Short task: Keep only the lines of the listing that include the word "Clara", and copy them.

(Records that describe figures)
+ + + + +
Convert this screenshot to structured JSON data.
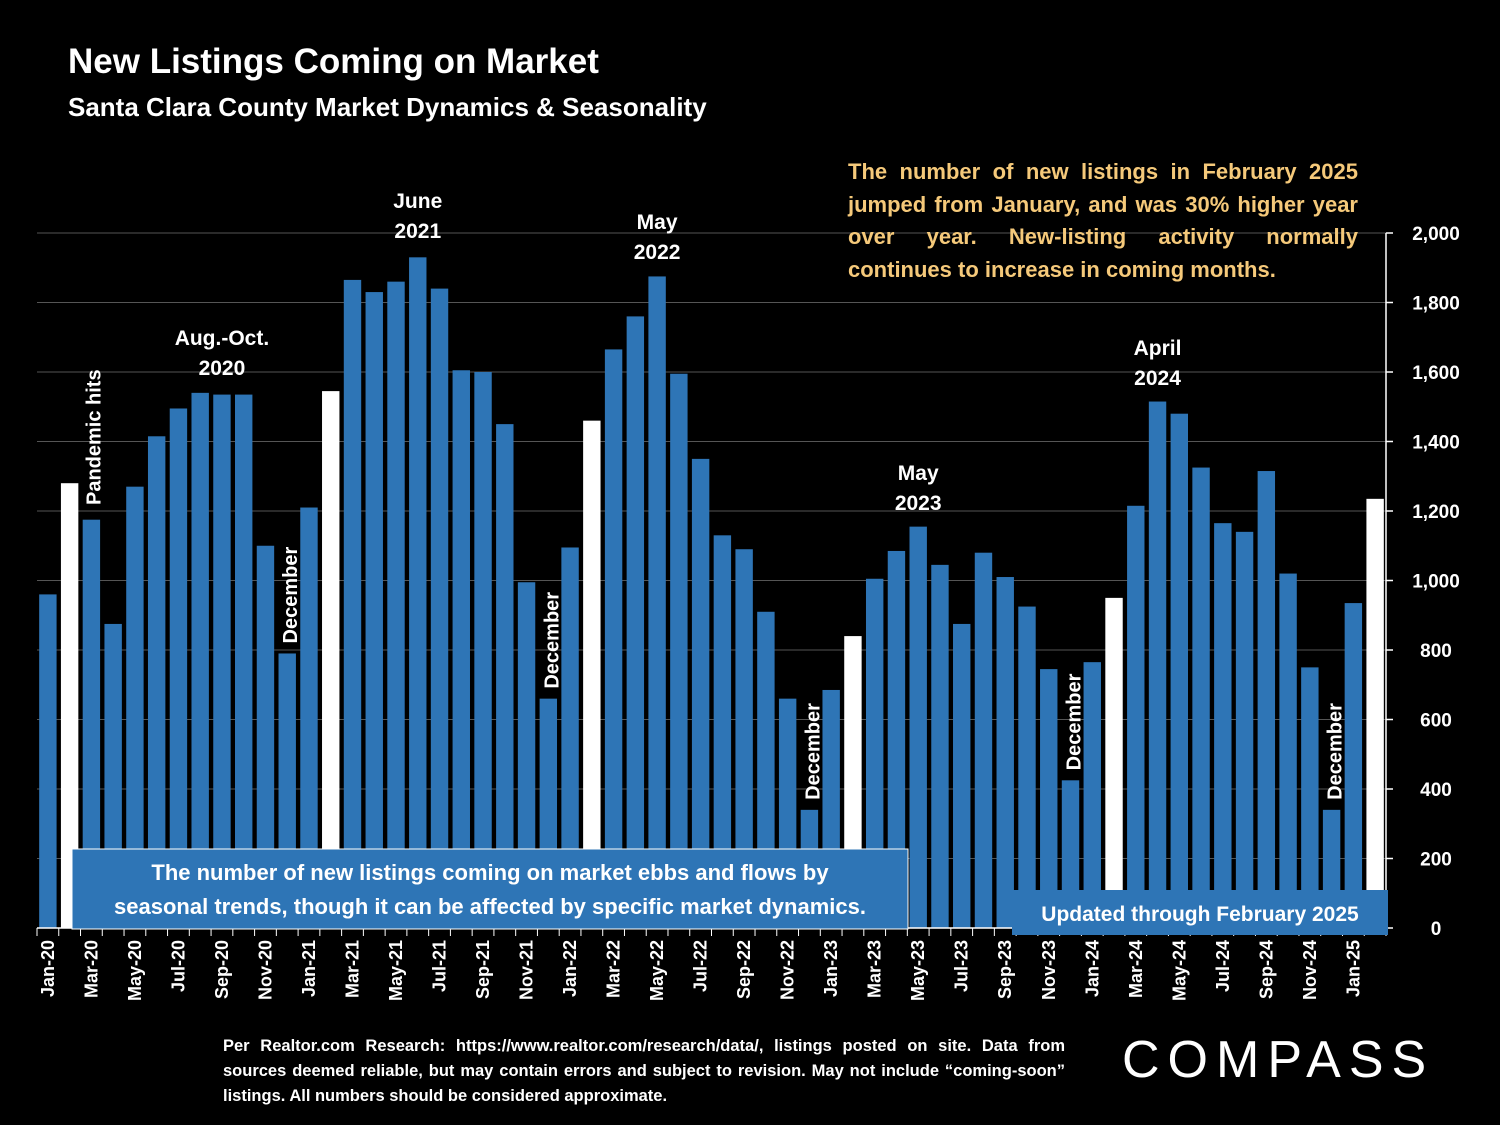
{
  "title": "New Listings Coming on Market",
  "subtitle": "Santa Clara County Market Dynamics & Seasonality",
  "callout": "The number of new listings in February 2025 jumped from January, and was 30% higher year over year. New-listing activity normally continues to increase in coming months.",
  "footnote": "Per Realtor.com Research: https://www.realtor.com/research/data/, listings posted on site. Data from sources deemed reliable, but may contain errors and subject to revision. May not include “coming-soon” listings. All numbers should be considered approximate.",
  "logo": "COMPASS",
  "colors": {
    "background": "#000000",
    "bar": "#2e75b6",
    "bar_february": "#ffffff",
    "callout_text": "#f5c97a",
    "info_box": "#2e75b6",
    "text": "#ffffff"
  },
  "chart_data": {
    "type": "bar",
    "title": "New Listings Coming on Market",
    "subtitle": "Santa Clara County Market Dynamics & Seasonality",
    "xlabel": "",
    "ylabel": "",
    "ylim": [
      0,
      2000
    ],
    "yticks": [
      0,
      200,
      400,
      600,
      800,
      1000,
      1200,
      1400,
      1600,
      1800,
      2000
    ],
    "ytick_labels": [
      "0",
      "200",
      "400",
      "600",
      "800",
      "1,000",
      "1,200",
      "1,400",
      "1,600",
      "1,800",
      "2,000"
    ],
    "y_axis_side": "right",
    "grid": true,
    "categories": [
      "Jan-20",
      "Feb-20",
      "Mar-20",
      "Apr-20",
      "May-20",
      "Jun-20",
      "Jul-20",
      "Aug-20",
      "Sep-20",
      "Oct-20",
      "Nov-20",
      "Dec-20",
      "Jan-21",
      "Feb-21",
      "Mar-21",
      "Apr-21",
      "May-21",
      "Jun-21",
      "Jul-21",
      "Aug-21",
      "Sep-21",
      "Oct-21",
      "Nov-21",
      "Dec-21",
      "Jan-22",
      "Feb-22",
      "Mar-22",
      "Apr-22",
      "May-22",
      "Jun-22",
      "Jul-22",
      "Aug-22",
      "Sep-22",
      "Oct-22",
      "Nov-22",
      "Dec-22",
      "Jan-23",
      "Feb-23",
      "Mar-23",
      "Apr-23",
      "May-23",
      "Jun-23",
      "Jul-23",
      "Aug-23",
      "Sep-23",
      "Oct-23",
      "Nov-23",
      "Dec-23",
      "Jan-24",
      "Feb-24",
      "Mar-24",
      "Apr-24",
      "May-24",
      "Jun-24",
      "Jul-24",
      "Aug-24",
      "Sep-24",
      "Oct-24",
      "Nov-24",
      "Dec-24",
      "Jan-25",
      "Feb-25"
    ],
    "tick_labels": [
      "Jan-20",
      "Mar-20",
      "May-20",
      "Jul-20",
      "Sep-20",
      "Nov-20",
      "Jan-21",
      "Mar-21",
      "May-21",
      "Jul-21",
      "Sep-21",
      "Nov-21",
      "Jan-22",
      "Mar-22",
      "May-22",
      "Jul-22",
      "Sep-22",
      "Nov-22",
      "Jan-23",
      "Mar-23",
      "May-23",
      "Jul-23",
      "Sep-23",
      "Nov-23",
      "Jan-24",
      "Mar-24",
      "May-24",
      "Jul-24",
      "Sep-24",
      "Nov-24",
      "Jan-25"
    ],
    "values": [
      960,
      1280,
      1175,
      875,
      1270,
      1415,
      1495,
      1540,
      1535,
      1535,
      1100,
      790,
      1210,
      1545,
      1865,
      1830,
      1860,
      1930,
      1840,
      1605,
      1600,
      1450,
      995,
      660,
      1095,
      1460,
      1665,
      1760,
      1875,
      1595,
      1350,
      1130,
      1090,
      910,
      660,
      340,
      685,
      840,
      1005,
      1085,
      1155,
      1045,
      875,
      1080,
      1010,
      925,
      745,
      425,
      765,
      950,
      1215,
      1515,
      1480,
      1325,
      1165,
      1140,
      1315,
      1020,
      750,
      340,
      935,
      1235
    ],
    "highlight_categories": [
      "Feb-20",
      "Feb-21",
      "Feb-22",
      "Feb-23",
      "Feb-24",
      "Feb-25"
    ],
    "annotations": [
      {
        "text": "Pandemic hits",
        "near": "Feb-20",
        "orientation": "vertical"
      },
      {
        "text": "Aug.-Oct. 2020",
        "near": "Sep-20"
      },
      {
        "text": "December",
        "near": "Dec-20",
        "orientation": "vertical"
      },
      {
        "text": "June 2021",
        "near": "Jun-21"
      },
      {
        "text": "December",
        "near": "Dec-21",
        "orientation": "vertical"
      },
      {
        "text": "May 2022",
        "near": "May-22"
      },
      {
        "text": "December",
        "near": "Dec-22",
        "orientation": "vertical"
      },
      {
        "text": "May 2023",
        "near": "May-23"
      },
      {
        "text": "December",
        "near": "Dec-23",
        "orientation": "vertical"
      },
      {
        "text": "April 2024",
        "near": "Apr-24"
      },
      {
        "text": "December",
        "near": "Dec-24",
        "orientation": "vertical"
      }
    ],
    "info_box_text": "The number of new listings coming on market ebbs and flows by seasonal trends, though it can be affected by specific market dynamics.",
    "updated_text": "Updated through February 2025"
  }
}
+ + + + +
Response to the exercise:
  "subtitle": "Santa Clara County Market Dynamics & Seasonality",
    "subtitle": "Santa Clara County Market Dynamics & Seasonality",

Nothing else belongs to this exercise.